Excerpt from a dataset:
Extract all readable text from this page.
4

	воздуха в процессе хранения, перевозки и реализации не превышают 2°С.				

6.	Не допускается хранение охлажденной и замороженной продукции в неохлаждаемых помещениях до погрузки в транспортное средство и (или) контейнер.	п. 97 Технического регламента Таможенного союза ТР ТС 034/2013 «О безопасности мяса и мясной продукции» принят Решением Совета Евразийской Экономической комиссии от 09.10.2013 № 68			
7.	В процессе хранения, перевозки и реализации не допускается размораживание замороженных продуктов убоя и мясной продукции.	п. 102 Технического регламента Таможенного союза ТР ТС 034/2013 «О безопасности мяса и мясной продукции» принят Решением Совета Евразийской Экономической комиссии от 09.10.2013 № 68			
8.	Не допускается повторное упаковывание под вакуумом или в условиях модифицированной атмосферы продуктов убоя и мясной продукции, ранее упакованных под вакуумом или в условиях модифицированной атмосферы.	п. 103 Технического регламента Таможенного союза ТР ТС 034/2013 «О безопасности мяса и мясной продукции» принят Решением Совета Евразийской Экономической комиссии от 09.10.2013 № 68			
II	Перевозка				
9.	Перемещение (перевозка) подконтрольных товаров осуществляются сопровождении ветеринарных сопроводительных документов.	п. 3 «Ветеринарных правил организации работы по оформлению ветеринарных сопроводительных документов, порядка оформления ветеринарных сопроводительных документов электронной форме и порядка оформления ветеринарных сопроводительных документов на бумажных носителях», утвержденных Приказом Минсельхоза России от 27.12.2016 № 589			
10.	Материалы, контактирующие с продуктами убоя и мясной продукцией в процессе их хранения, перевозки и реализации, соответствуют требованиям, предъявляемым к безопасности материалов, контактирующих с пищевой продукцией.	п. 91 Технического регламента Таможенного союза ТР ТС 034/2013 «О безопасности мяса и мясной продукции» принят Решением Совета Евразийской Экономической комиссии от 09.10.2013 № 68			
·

* **SHORT TASK**:
Scan the material and collect every line that contains "продуктов".

* **FINISHED ANSWER**:
7.	В процессе хранения, перевозки и реализации не допускается размораживание замороженных продуктов убоя и мясной продукции.	п. 102 Технического регламента Таможенного союза ТР ТС 034/2013 «О безопасности мяса и мясной продукции» принят Решением Совета Евразийской Экономической комиссии от 09.10.2013 № 68			
8.	Не допускается повторное упаковывание под вакуумом или в условиях модифицированной атмосферы продуктов убоя и мясной продукции, ранее упакованных под вакуумом или в условиях модифицированной атмосферы.	п. 103 Технического регламента Таможенного союза ТР ТС 034/2013 «О безопасности мяса и мясной продукции» принят Решением Совета Евразийской Экономической комиссии от 09.10.2013 № 68			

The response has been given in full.